= Exercise requirements =
Reply with one number only, the count of lines holding the string "title".

___ Provided information

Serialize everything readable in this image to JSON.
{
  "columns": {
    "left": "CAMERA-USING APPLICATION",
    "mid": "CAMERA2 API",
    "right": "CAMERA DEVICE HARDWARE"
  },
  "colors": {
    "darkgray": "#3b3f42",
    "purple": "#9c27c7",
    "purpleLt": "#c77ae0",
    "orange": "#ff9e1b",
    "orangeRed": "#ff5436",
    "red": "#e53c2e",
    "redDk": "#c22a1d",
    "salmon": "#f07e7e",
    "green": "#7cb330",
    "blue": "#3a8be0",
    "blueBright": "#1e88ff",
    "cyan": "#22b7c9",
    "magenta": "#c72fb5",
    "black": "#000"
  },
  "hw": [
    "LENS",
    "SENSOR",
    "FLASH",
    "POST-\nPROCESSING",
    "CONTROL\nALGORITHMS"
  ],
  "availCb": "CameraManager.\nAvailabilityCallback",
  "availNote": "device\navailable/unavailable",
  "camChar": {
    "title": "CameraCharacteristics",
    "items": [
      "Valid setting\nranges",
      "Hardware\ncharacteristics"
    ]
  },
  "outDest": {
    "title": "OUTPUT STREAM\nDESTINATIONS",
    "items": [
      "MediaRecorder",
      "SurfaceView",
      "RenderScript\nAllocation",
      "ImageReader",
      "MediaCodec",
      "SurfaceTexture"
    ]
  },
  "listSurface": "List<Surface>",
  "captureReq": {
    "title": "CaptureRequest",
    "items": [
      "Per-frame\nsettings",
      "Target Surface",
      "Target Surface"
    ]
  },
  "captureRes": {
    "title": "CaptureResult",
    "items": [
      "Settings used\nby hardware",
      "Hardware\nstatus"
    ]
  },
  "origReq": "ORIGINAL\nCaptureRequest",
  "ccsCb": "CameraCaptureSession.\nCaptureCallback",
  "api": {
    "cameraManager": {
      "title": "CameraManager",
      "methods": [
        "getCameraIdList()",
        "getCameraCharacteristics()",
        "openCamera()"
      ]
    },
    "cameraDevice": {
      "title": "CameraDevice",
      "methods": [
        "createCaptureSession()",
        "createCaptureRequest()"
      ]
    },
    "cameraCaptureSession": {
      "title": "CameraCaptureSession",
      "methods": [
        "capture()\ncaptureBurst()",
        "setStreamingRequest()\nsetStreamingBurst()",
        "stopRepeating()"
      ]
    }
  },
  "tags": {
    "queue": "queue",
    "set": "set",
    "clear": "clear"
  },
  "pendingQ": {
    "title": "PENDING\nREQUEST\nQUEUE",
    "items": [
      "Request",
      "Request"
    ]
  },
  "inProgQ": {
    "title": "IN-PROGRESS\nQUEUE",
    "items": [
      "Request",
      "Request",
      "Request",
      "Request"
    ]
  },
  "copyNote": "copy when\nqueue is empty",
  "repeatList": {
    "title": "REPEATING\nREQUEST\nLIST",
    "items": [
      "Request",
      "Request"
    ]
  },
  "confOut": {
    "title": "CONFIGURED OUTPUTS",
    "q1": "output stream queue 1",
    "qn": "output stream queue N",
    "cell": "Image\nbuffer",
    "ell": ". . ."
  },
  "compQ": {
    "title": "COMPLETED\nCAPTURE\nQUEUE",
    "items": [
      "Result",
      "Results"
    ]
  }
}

______

= Output for this exercise =
12